Provided passage:

━━━

The Church can recognize or NOT recognize marriage however it chooses - religious marriage being wholly different by necessity from state marriage. The Roman Catholic Church has a long history of deciding which marriages it recognizes and which it does not. This can apply to homosexual marriage as well - if your faith believes it to be evil, then your faith does not have to recognize its legitimacy.
You do NOT, however, have any right whatsoever to legislate your beliefs. You opposition is based on religious concerns, and you are by all means entitled to them. But your religious concerns are IRRELEVANT to people who do not share your beliefs. You have no more right to disallow gay marriage than a homosexual majority would have the right to abolish heterosexual marriage.
Arguments against gay marriage are all religious in nature, thinly veiled by unfounded assertions that gay marriage will somehow lessen heterosexual marriage. The only "evidence" supplied is either "The Bible says it's wrong!" or, as you yourself said, "it violates the principle of marriage, and we may not see its effects right away, but if we allow this it will be bad! You'll see!" You, of course, have no evidence to back up this claim.
As far as your suggestion that marriage is:
...first and formost about heterosexual union, and the PRINCIPLE of natural reproduction, which gays are in PRINCIPLE incapable of.

━━━

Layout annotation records
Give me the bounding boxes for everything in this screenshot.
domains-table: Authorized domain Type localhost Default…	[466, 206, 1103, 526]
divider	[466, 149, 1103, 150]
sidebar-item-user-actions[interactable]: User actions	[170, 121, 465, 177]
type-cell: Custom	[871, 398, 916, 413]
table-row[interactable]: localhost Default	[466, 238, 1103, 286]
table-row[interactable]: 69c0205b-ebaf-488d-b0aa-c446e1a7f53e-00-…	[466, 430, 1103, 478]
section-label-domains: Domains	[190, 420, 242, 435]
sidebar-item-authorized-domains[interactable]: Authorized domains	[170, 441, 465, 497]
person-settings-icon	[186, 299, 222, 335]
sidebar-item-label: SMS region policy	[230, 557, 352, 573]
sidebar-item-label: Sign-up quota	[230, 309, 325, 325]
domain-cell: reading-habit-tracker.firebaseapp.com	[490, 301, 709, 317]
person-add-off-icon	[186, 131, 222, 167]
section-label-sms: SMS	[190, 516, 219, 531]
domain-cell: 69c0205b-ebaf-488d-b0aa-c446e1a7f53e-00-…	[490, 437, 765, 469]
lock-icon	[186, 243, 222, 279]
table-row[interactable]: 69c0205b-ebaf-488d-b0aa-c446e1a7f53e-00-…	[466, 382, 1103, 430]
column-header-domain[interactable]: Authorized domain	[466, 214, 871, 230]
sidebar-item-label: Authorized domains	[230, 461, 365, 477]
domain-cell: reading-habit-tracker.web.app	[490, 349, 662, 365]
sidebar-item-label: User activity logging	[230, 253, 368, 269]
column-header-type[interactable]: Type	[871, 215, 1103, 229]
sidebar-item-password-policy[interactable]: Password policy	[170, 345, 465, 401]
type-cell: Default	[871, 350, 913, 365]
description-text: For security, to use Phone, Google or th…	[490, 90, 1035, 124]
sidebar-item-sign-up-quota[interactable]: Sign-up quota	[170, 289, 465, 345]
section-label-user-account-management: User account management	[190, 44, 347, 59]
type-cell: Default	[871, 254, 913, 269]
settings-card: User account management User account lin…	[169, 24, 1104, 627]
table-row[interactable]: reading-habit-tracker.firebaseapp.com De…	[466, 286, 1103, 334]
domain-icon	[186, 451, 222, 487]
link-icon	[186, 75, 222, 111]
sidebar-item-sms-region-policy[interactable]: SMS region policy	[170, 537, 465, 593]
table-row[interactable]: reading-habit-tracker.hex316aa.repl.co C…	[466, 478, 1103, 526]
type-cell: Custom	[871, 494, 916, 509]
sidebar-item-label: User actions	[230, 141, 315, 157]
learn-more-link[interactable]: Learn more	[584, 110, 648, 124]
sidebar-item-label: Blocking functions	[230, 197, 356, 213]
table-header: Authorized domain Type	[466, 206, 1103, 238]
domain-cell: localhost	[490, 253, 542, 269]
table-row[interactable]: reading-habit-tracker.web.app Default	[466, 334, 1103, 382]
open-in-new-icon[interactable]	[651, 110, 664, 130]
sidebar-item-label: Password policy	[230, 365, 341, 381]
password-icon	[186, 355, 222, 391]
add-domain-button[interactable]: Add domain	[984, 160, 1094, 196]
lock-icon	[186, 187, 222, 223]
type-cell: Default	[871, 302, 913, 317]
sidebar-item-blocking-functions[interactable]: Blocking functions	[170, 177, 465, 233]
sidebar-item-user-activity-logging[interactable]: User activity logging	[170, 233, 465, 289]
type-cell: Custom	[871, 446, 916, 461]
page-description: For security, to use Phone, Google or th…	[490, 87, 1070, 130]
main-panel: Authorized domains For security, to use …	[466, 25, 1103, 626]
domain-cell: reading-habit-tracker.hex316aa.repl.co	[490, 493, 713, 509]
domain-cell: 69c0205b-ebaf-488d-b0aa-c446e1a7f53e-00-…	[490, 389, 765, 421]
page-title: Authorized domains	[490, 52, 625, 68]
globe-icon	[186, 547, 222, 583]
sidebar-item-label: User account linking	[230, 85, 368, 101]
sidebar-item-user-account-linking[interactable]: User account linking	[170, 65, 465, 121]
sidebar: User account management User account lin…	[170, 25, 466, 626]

━━━

Goal of the exercise: Rewrite the passage on gay marriage from "Arguments against gay" to "up this claim.", substituting "baseless" for "unfounded". These records come from a separate source.

Exercise result:
Arguments against gay marriage are all religious in nature, thinly veiled by baseless assertions that gay marriage will somehow lessen heterosexual marriage. The only "evidence" supplied is either "The Bible says it's wrong!" or, as you yourself said, "it violates the principle of marriage, and we may not see its effects right away, but if we allow this it will be bad! You'll see!" You, of course, have no evidence to back up this claim.